### [What to work on]
From the entries below, list each line with "caption".

### [Provided data]
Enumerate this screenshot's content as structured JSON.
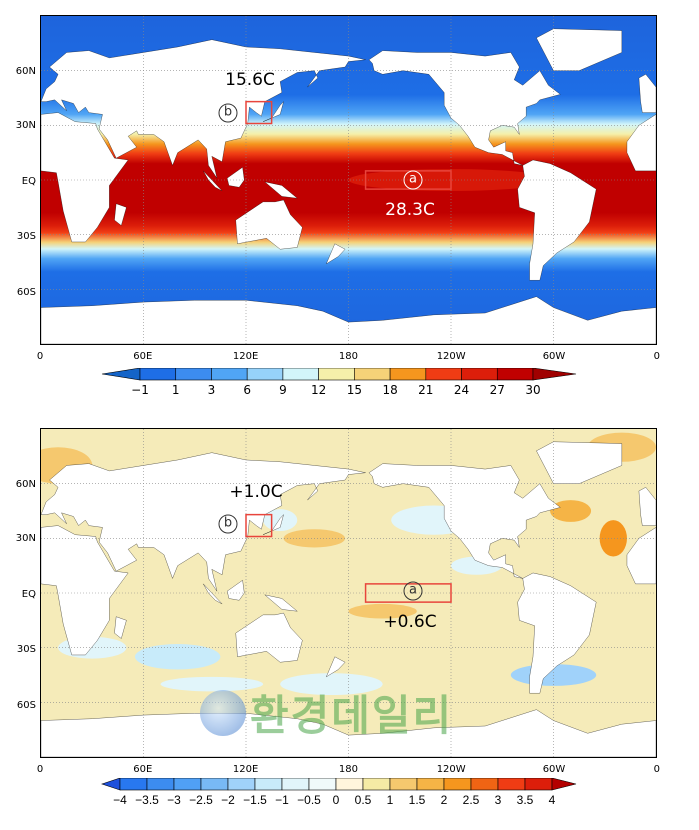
{
  "axes": {
    "lat_labels": [
      "60N",
      "30N",
      "EQ",
      "30S",
      "60S"
    ],
    "lon_labels": [
      "0",
      "60E",
      "120E",
      "180",
      "120W",
      "60W",
      "0"
    ]
  },
  "panel1": {
    "label_b_value": "15.6C",
    "label_a_value": "28.3C",
    "circle_a": "a",
    "circle_b": "b",
    "colorbar": {
      "labels": [
        "−1",
        "1",
        "3",
        "6",
        "9",
        "12",
        "15",
        "18",
        "21",
        "24",
        "27",
        "30"
      ],
      "colors": [
        "#1464c8",
        "#1e6ee6",
        "#3c8cf0",
        "#50a5f5",
        "#96d2fa",
        "#d2f5fa",
        "#f5f0aa",
        "#f5d278",
        "#f5961e",
        "#f03c14",
        "#dc1e0a",
        "#c00000",
        "#a00000"
      ]
    }
  },
  "panel2": {
    "label_b_value": "+1.0C",
    "label_a_value": "+0.6C",
    "circle_a": "a",
    "circle_b": "b",
    "colorbar": {
      "labels": [
        "−4",
        "−3.5",
        "−3",
        "−2.5",
        "−2",
        "−1.5",
        "−1",
        "−0.5",
        "0",
        "0.5",
        "1",
        "1.5",
        "2",
        "2.5",
        "3",
        "3.5",
        "4"
      ],
      "colors": [
        "#1e50dc",
        "#2878f0",
        "#3c8cf0",
        "#50a0f5",
        "#78b9f5",
        "#a0d2fa",
        "#c8ebfa",
        "#e1f5fa",
        "#f0fafa",
        "#fff5dc",
        "#f5eba5",
        "#f5c86e",
        "#f5b446",
        "#f5961e",
        "#f06414",
        "#f03c14",
        "#dc1e0a",
        "#b40000"
      ]
    }
  },
  "watermark": "환경데일리",
  "colors": {
    "land": "#ffffff",
    "box": "#e8453c"
  }
}
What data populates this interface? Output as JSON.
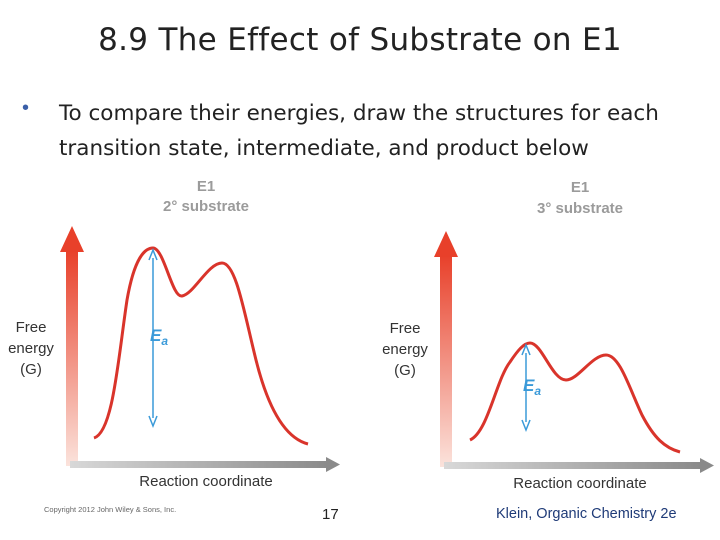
{
  "slide": {
    "title": "8.9 The Effect of Substrate on E1",
    "bullet_symbol": "•",
    "bullet_text": "To compare their energies, draw the structures for each transition state, intermediate, and product below"
  },
  "left_diagram": {
    "heading_line1": "E1",
    "heading_line2": "2° substrate",
    "y_label_line1": "Free",
    "y_label_line2": "energy",
    "y_label_line3": "(G)",
    "ea_label": "E",
    "ea_sub": "a",
    "x_label": "Reaction coordinate"
  },
  "right_diagram": {
    "heading_line1": "E1",
    "heading_line2": "3° substrate",
    "y_label_line1": "Free",
    "y_label_line2": "energy",
    "y_label_line3": "(G)",
    "ea_label": "E",
    "ea_sub": "a",
    "x_label": "Reaction coordinate"
  },
  "footer": {
    "copyright": "Copyright 2012 John Wiley & Sons, Inc.",
    "page_number": "17",
    "credit": "Klein, Organic Chemistry 2e"
  },
  "colors": {
    "curve": "#d9342b",
    "arrow_red": "#e8402a",
    "axis_gray": "#8a8a8a",
    "ea_arrow": "#3a9ad9",
    "heading_gray": "#9b9b9b",
    "credit_blue": "#1f3b78"
  }
}
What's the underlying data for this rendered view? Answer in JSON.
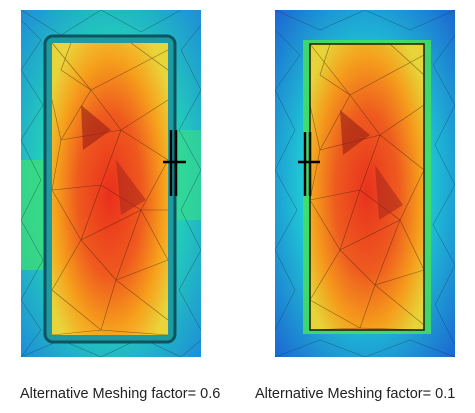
{
  "figures": [
    {
      "caption": "Alternative Meshing factor= 0.6"
    },
    {
      "caption": "Alternative Meshing factor= 0.1"
    }
  ],
  "colors": {
    "hot_core": "#e8321e",
    "warm": "#f79a1c",
    "mid": "#e9d23a",
    "cool": "#3fe07a",
    "cold": "#1fc8d8",
    "cold_edge": "#1e74d6",
    "mesh_line": "#2a1808",
    "probe": "#000000"
  },
  "icons": [
    "mesh-edge-lines",
    "probe-cross-marker"
  ]
}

### [Problem solution]
      "caption": "Alternative Meshing factor= 0.6"
      "caption": "Alternative Meshing factor= 0.1"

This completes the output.